◆ **Required task**: Below are some records. Copy every line in them that holds "Right".

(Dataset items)
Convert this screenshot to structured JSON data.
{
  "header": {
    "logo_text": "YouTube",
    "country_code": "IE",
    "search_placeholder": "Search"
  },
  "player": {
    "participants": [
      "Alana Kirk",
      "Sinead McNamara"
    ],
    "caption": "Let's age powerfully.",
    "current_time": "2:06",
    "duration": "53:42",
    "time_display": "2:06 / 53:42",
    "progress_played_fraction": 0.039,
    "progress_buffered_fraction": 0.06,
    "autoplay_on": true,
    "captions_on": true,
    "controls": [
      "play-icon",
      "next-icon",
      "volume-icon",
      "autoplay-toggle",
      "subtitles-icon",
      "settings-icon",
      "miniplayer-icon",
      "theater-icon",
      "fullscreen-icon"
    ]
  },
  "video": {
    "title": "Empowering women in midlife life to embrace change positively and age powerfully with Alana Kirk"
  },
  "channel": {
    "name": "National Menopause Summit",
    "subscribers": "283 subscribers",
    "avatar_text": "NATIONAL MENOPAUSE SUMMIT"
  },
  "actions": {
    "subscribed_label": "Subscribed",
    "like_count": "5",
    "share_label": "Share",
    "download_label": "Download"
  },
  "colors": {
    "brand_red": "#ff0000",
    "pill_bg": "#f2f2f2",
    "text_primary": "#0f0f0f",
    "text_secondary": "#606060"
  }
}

...

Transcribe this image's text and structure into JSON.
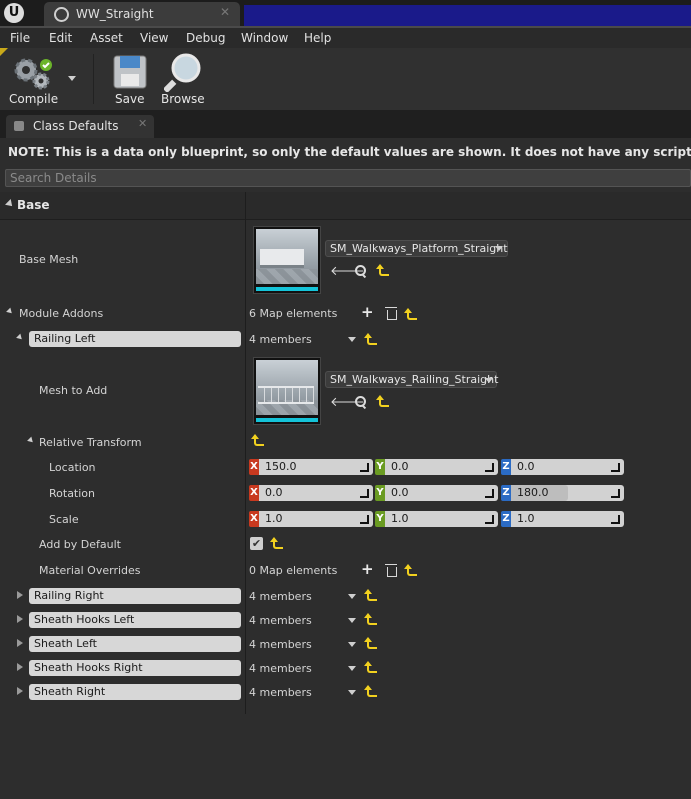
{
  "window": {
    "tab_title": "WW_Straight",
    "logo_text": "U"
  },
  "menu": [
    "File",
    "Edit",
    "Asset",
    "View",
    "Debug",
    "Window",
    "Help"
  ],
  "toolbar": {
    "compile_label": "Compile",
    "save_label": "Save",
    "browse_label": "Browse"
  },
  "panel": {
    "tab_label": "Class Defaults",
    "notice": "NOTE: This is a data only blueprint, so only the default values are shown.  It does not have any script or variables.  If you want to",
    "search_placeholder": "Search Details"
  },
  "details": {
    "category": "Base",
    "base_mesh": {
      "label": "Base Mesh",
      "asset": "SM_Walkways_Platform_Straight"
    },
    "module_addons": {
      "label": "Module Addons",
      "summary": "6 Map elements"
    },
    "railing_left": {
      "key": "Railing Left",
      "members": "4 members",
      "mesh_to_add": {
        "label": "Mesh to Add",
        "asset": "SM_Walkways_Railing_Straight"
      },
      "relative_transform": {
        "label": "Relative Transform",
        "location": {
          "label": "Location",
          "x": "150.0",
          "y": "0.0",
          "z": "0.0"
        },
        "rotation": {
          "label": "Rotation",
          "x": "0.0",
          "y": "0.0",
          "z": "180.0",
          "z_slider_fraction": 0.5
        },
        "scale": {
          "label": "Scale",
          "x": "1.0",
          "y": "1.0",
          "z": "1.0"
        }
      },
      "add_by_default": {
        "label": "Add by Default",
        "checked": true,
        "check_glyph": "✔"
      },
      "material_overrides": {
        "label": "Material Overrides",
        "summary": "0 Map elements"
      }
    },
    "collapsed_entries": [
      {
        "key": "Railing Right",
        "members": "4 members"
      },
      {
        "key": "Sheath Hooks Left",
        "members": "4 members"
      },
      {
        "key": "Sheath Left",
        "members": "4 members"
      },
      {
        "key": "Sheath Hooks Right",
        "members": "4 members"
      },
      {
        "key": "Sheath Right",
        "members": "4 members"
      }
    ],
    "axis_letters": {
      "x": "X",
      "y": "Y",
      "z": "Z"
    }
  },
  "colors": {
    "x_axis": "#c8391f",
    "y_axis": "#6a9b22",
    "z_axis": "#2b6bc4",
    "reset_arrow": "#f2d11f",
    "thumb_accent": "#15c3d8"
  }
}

◆ **Task answer**:
        "key": "Railing Right",
        "key": "Sheath Hooks Right",
        "key": "Sheath Right",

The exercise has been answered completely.